▸ **Records from a collection**:
• • • •

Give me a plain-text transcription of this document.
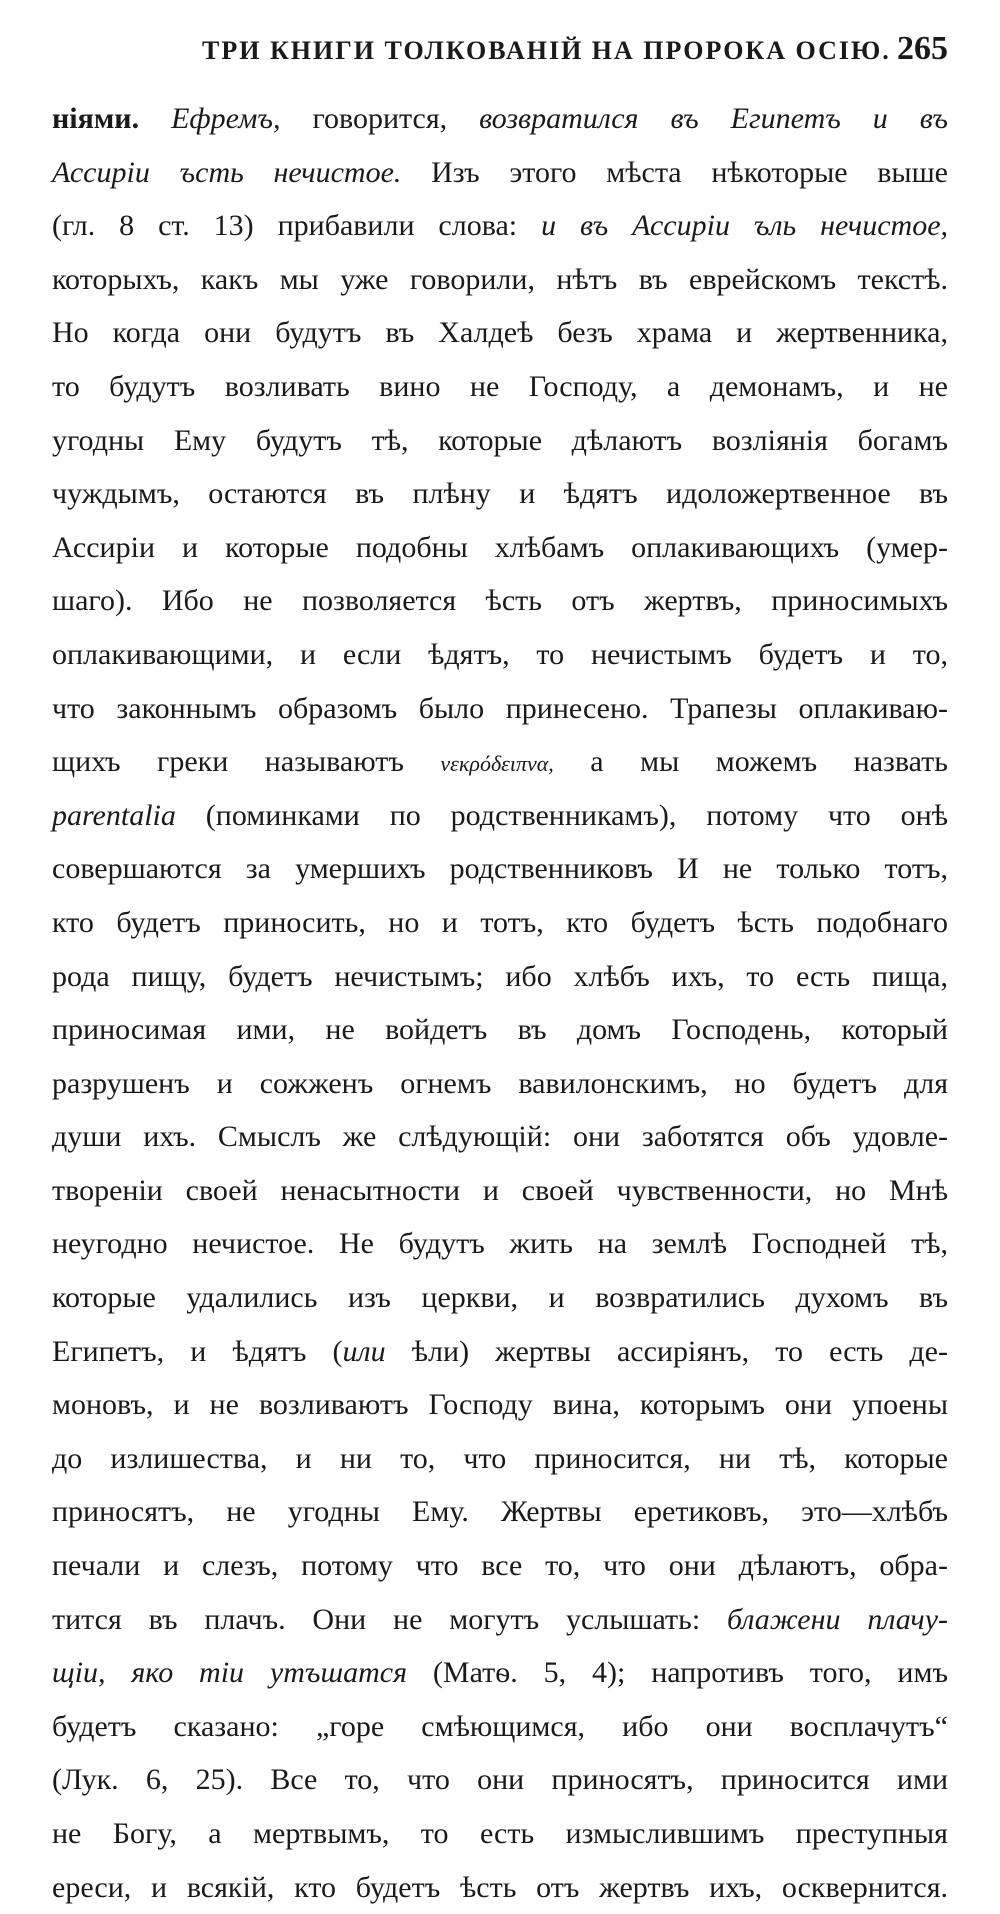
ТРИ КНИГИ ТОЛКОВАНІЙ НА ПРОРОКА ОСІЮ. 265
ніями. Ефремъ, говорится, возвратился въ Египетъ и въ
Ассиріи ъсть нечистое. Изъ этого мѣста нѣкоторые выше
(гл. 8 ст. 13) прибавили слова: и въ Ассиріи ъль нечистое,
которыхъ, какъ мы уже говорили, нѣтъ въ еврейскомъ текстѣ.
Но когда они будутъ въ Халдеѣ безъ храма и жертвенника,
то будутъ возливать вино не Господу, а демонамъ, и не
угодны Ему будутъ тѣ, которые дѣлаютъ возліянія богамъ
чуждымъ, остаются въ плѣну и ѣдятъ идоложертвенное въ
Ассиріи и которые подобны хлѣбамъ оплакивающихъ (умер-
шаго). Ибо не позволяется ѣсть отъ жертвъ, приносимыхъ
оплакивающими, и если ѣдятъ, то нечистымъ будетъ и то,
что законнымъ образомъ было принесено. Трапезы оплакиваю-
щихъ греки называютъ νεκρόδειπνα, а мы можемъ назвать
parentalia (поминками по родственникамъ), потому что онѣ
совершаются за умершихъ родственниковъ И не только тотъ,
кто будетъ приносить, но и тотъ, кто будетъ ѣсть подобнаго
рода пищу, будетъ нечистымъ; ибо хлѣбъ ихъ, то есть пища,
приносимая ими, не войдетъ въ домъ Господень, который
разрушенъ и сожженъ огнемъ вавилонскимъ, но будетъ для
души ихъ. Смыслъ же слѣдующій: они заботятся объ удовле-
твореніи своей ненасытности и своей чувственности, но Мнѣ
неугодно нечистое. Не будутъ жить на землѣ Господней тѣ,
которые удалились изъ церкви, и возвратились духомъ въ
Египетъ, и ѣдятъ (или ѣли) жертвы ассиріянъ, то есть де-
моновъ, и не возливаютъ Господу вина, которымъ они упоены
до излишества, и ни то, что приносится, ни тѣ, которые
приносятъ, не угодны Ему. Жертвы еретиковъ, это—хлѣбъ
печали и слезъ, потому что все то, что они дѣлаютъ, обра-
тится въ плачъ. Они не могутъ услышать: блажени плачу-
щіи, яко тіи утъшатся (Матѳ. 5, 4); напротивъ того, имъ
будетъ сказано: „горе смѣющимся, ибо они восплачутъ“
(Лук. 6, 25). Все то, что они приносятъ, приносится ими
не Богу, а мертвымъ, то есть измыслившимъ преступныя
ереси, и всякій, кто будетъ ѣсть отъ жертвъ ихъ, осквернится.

• • • •

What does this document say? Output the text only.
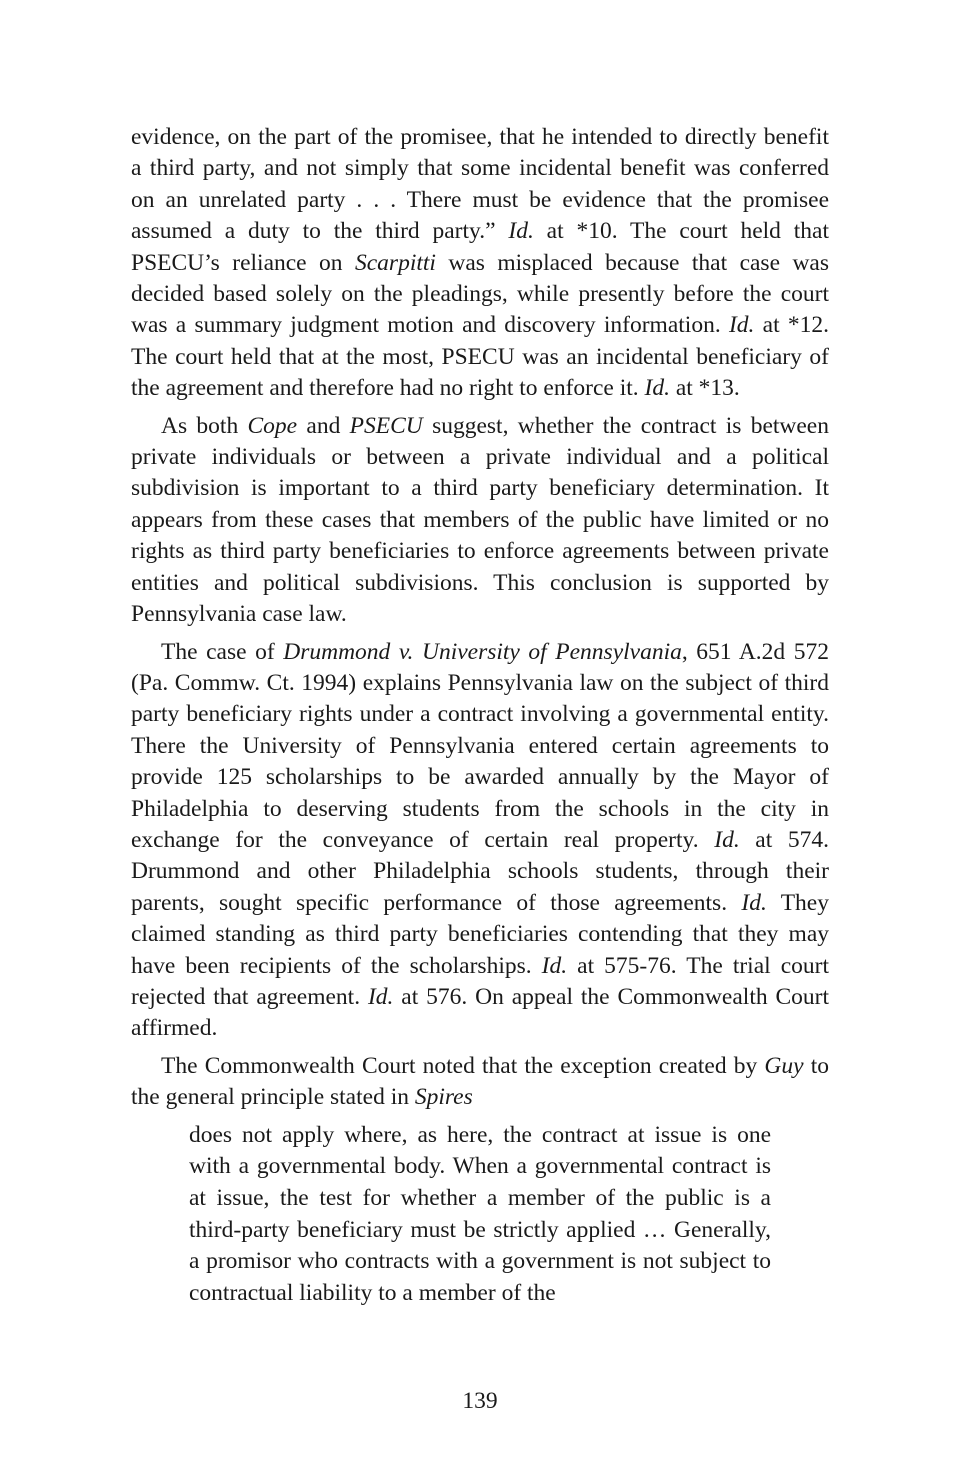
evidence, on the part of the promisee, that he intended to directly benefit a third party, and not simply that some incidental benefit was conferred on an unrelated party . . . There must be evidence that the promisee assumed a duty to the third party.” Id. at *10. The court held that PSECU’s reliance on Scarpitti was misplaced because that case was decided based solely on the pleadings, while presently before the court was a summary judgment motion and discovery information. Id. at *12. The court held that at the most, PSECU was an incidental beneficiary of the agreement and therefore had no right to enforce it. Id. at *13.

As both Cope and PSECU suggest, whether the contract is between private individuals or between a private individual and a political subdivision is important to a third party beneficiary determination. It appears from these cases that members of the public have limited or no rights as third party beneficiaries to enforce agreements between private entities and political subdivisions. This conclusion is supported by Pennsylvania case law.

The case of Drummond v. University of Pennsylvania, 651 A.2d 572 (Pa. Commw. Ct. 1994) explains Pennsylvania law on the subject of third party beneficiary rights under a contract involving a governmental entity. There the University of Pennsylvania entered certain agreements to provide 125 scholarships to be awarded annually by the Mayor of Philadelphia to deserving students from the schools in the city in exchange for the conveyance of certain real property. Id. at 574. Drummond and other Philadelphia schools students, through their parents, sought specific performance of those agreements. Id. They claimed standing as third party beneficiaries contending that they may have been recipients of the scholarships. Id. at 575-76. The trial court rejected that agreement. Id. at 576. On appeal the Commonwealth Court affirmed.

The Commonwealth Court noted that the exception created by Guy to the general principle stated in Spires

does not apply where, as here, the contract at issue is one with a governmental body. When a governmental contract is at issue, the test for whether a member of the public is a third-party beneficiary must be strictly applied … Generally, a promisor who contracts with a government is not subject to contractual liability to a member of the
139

• • • •

▸ **Problem description**:
Answer with a single number: the count of lines holding the word "whether".

▸ **Written solution**:
2